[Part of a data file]
------------------------

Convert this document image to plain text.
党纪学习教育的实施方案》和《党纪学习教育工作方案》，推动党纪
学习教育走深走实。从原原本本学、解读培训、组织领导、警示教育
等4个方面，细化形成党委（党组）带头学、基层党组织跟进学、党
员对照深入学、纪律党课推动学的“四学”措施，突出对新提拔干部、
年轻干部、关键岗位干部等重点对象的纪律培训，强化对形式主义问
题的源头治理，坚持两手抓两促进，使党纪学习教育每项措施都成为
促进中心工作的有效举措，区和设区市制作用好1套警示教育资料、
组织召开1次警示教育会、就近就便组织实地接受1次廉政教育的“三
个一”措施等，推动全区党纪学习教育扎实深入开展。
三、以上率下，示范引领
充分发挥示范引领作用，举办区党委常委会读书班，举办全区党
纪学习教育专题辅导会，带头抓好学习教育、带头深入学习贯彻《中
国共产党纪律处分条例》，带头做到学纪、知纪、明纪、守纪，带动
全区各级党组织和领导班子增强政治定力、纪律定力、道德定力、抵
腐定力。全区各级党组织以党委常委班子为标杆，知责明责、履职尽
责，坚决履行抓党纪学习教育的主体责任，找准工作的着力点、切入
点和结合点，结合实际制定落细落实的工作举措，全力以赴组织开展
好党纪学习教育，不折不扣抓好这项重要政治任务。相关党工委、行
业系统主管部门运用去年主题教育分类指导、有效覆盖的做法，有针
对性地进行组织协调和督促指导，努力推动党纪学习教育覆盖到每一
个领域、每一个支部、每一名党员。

------------------------

[Direction] Retype all of the material, keeping each line exact.

[Exercise solution]
Convert this document image to plain text.
党纪学习教育的实施方案》和《党纪学习教育工作方案》，推动党纪
学习教育走深走实。从原原本本学、解读培训、组织领导、警示教育
等4个方面，细化形成党委（党组）带头学、基层党组织跟进学、党
员对照深入学、纪律党课推动学的“四学”措施，突出对新提拔干部、
年轻干部、关键岗位干部等重点对象的纪律培训，强化对形式主义问
题的源头治理，坚持两手抓两促进，使党纪学习教育每项措施都成为
促进中心工作的有效举措，区和设区市制作用好1套警示教育资料、
组织召开1次警示教育会、就近就便组织实地接受1次廉政教育的“三
个一”措施等，推动全区党纪学习教育扎实深入开展。
三、以上率下，示范引领
充分发挥示范引领作用，举办区党委常委会读书班，举办全区党
纪学习教育专题辅导会，带头抓好学习教育、带头深入学习贯彻《中
国共产党纪律处分条例》，带头做到学纪、知纪、明纪、守纪，带动
全区各级党组织和领导班子增强政治定力、纪律定力、道德定力、抵
腐定力。全区各级党组织以党委常委班子为标杆，知责明责、履职尽
责，坚决履行抓党纪学习教育的主体责任，找准工作的着力点、切入
点和结合点，结合实际制定落细落实的工作举措，全力以赴组织开展
好党纪学习教育，不折不扣抓好这项重要政治任务。相关党工委、行
业系统主管部门运用去年主题教育分类指导、有效覆盖的做法，有针
对性地进行组织协调和督促指导，努力推动党纪学习教育覆盖到每一
个领域、每一个支部、每一名党员。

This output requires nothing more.